* _Requirements_: Keep the wording of each record exactly the same when you repeat it, and leave out pictures.

* _Extracted material_:

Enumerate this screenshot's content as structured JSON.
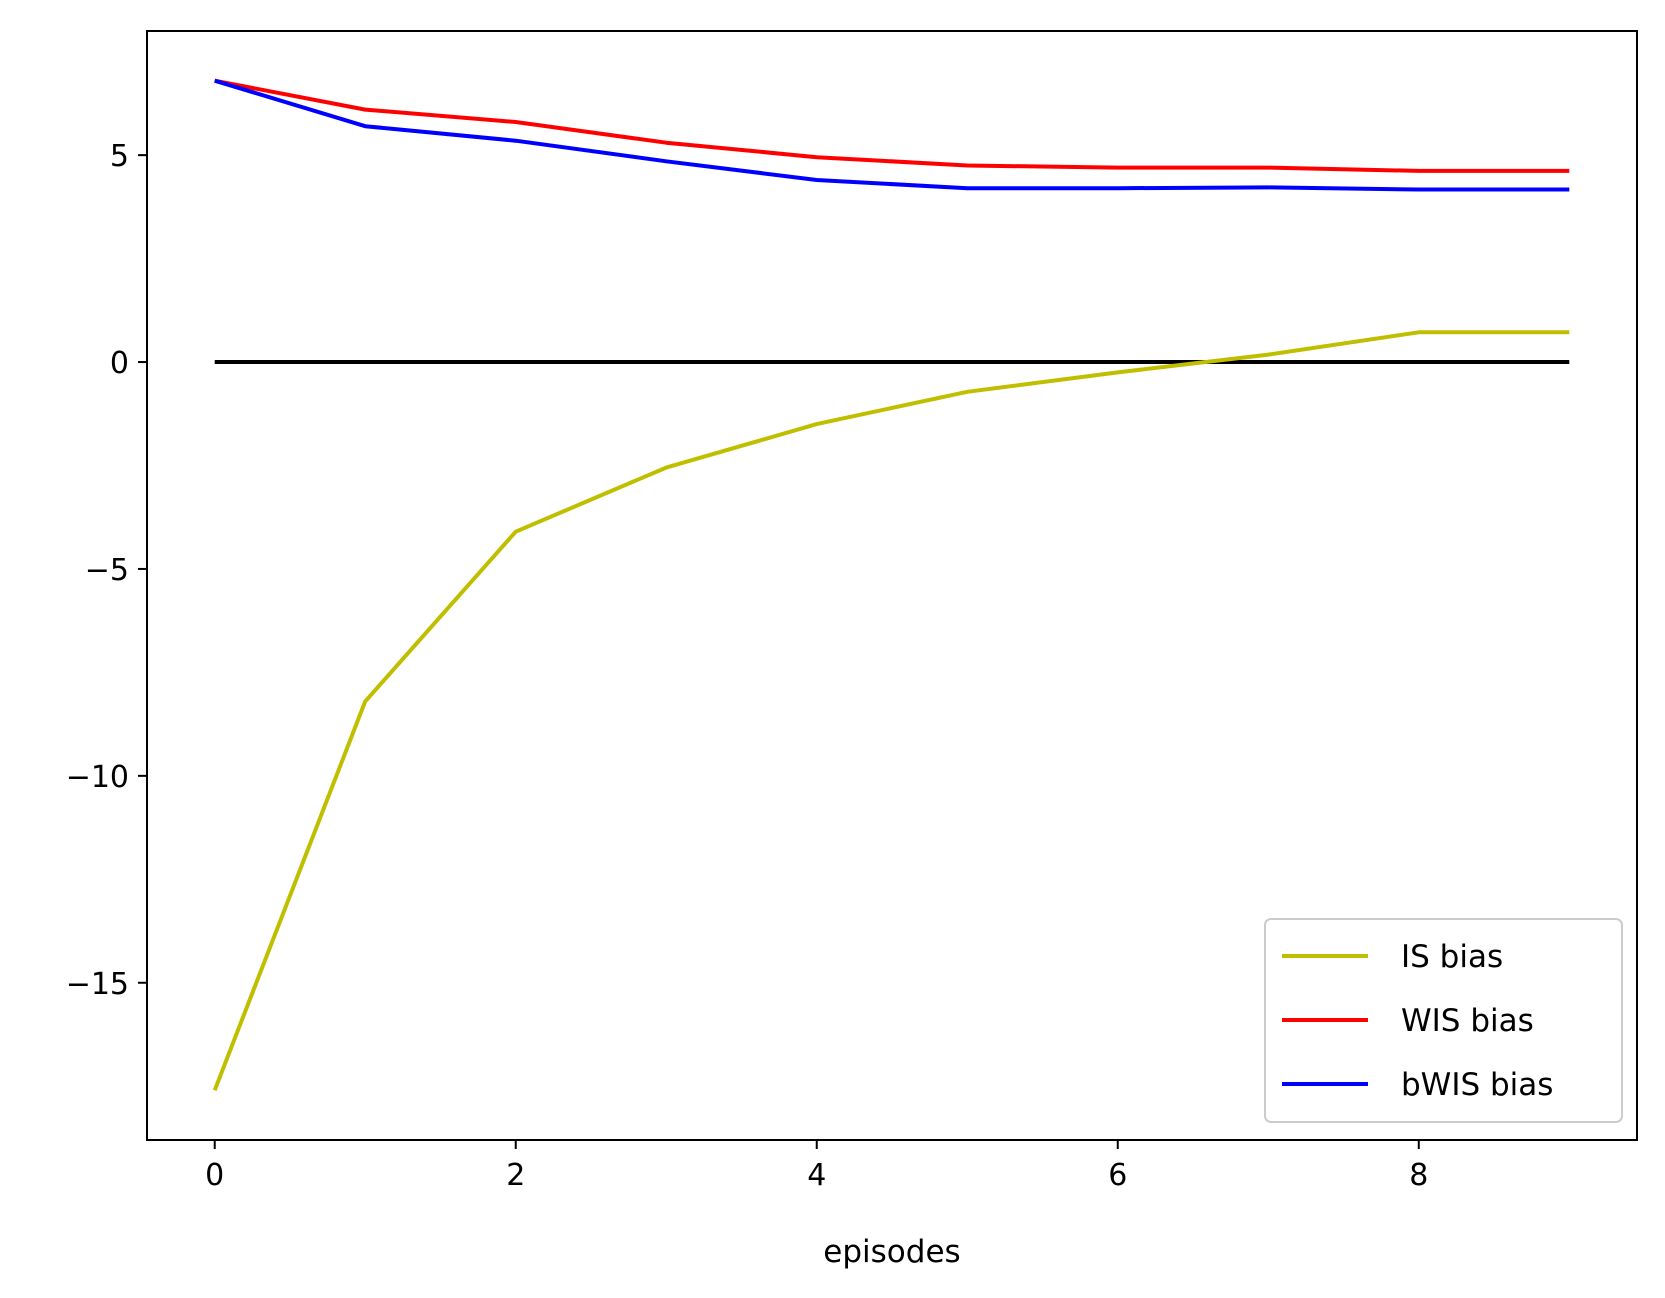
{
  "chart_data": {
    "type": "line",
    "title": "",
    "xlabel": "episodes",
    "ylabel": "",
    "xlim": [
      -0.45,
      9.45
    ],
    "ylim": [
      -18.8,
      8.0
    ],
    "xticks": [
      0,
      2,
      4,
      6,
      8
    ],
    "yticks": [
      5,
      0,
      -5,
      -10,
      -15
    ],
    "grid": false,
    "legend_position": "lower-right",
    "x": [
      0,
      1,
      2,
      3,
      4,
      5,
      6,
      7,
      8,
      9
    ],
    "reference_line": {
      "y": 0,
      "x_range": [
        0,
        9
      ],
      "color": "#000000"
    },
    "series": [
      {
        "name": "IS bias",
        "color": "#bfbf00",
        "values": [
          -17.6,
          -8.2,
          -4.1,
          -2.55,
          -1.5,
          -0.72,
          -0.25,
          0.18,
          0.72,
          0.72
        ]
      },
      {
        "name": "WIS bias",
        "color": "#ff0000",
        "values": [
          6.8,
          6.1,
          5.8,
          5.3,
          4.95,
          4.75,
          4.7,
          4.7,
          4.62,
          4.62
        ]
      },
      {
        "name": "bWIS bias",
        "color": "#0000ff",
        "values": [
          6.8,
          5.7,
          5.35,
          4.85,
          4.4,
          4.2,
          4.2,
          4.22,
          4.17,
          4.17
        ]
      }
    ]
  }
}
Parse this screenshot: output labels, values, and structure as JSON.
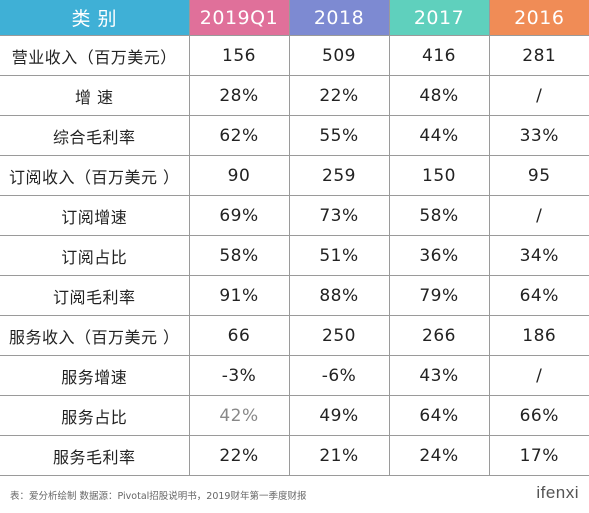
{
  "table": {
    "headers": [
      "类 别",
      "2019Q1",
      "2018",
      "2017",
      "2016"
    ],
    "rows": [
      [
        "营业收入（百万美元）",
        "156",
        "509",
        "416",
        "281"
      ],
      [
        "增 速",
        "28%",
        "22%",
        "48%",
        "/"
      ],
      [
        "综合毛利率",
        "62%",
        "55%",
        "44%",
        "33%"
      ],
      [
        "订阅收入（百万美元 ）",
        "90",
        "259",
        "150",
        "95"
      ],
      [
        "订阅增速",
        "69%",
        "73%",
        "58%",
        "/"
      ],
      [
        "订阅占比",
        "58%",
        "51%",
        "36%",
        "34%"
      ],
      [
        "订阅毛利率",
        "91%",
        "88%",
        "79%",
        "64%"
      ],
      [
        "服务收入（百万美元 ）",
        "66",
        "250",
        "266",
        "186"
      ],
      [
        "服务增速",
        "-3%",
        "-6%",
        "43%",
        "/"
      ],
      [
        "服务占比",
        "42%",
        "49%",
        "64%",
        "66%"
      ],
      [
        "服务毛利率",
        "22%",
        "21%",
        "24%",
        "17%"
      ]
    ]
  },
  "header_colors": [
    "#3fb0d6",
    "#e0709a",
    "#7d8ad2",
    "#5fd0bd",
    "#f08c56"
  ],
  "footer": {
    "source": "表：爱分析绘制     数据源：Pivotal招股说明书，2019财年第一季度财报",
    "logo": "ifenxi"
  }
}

* _Right answer_:
Enumerate this screenshot's content as structured JSON.
{
  "chart_data": {
    "type": "line",
    "title": "",
    "xlabel": "episodes",
    "ylabel": "",
    "xlim": [
      -0.45,
      9.45
    ],
    "ylim": [
      -18.8,
      8.0
    ],
    "xticks": [
      0,
      2,
      4,
      6,
      8
    ],
    "yticks": [
      5,
      0,
      -5,
      -10,
      -15
    ],
    "grid": false,
    "legend_position": "lower-right",
    "x": [
      0,
      1,
      2,
      3,
      4,
      5,
      6,
      7,
      8,
      9
    ],
    "reference_line": {
      "y": 0,
      "x_range": [
        0,
        9
      ],
      "color": "#000000"
    },
    "series": [
      {
        "name": "IS bias",
        "color": "#bfbf00",
        "values": [
          -17.6,
          -8.2,
          -4.1,
          -2.55,
          -1.5,
          -0.72,
          -0.25,
          0.18,
          0.72,
          0.72
        ]
      },
      {
        "name": "WIS bias",
        "color": "#ff0000",
        "values": [
          6.8,
          6.1,
          5.8,
          5.3,
          4.95,
          4.75,
          4.7,
          4.7,
          4.62,
          4.62
        ]
      },
      {
        "name": "bWIS bias",
        "color": "#0000ff",
        "values": [
          6.8,
          5.7,
          5.35,
          4.85,
          4.4,
          4.2,
          4.2,
          4.22,
          4.17,
          4.17
        ]
      }
    ]
  }
}
Parse this screenshot: output labels, values, and structure as JSON.
{
  "table": {
    "headers": [
      "类 别",
      "2019Q1",
      "2018",
      "2017",
      "2016"
    ],
    "rows": [
      [
        "营业收入（百万美元）",
        "156",
        "509",
        "416",
        "281"
      ],
      [
        "增 速",
        "28%",
        "22%",
        "48%",
        "/"
      ],
      [
        "综合毛利率",
        "62%",
        "55%",
        "44%",
        "33%"
      ],
      [
        "订阅收入（百万美元 ）",
        "90",
        "259",
        "150",
        "95"
      ],
      [
        "订阅增速",
        "69%",
        "73%",
        "58%",
        "/"
      ],
      [
        "订阅占比",
        "58%",
        "51%",
        "36%",
        "34%"
      ],
      [
        "订阅毛利率",
        "91%",
        "88%",
        "79%",
        "64%"
      ],
      [
        "服务收入（百万美元 ）",
        "66",
        "250",
        "266",
        "186"
      ],
      [
        "服务增速",
        "-3%",
        "-6%",
        "43%",
        "/"
      ],
      [
        "服务占比",
        "42%",
        "49%",
        "64%",
        "66%"
      ],
      [
        "服务毛利率",
        "22%",
        "21%",
        "24%",
        "17%"
      ]
    ]
  },
  "header_colors": [
    "#3fb0d6",
    "#e0709a",
    "#7d8ad2",
    "#5fd0bd",
    "#f08c56"
  ],
  "footer": {
    "source": "表：爱分析绘制     数据源：Pivotal招股说明书，2019财年第一季度财报",
    "logo": "ifenxi"
  }
}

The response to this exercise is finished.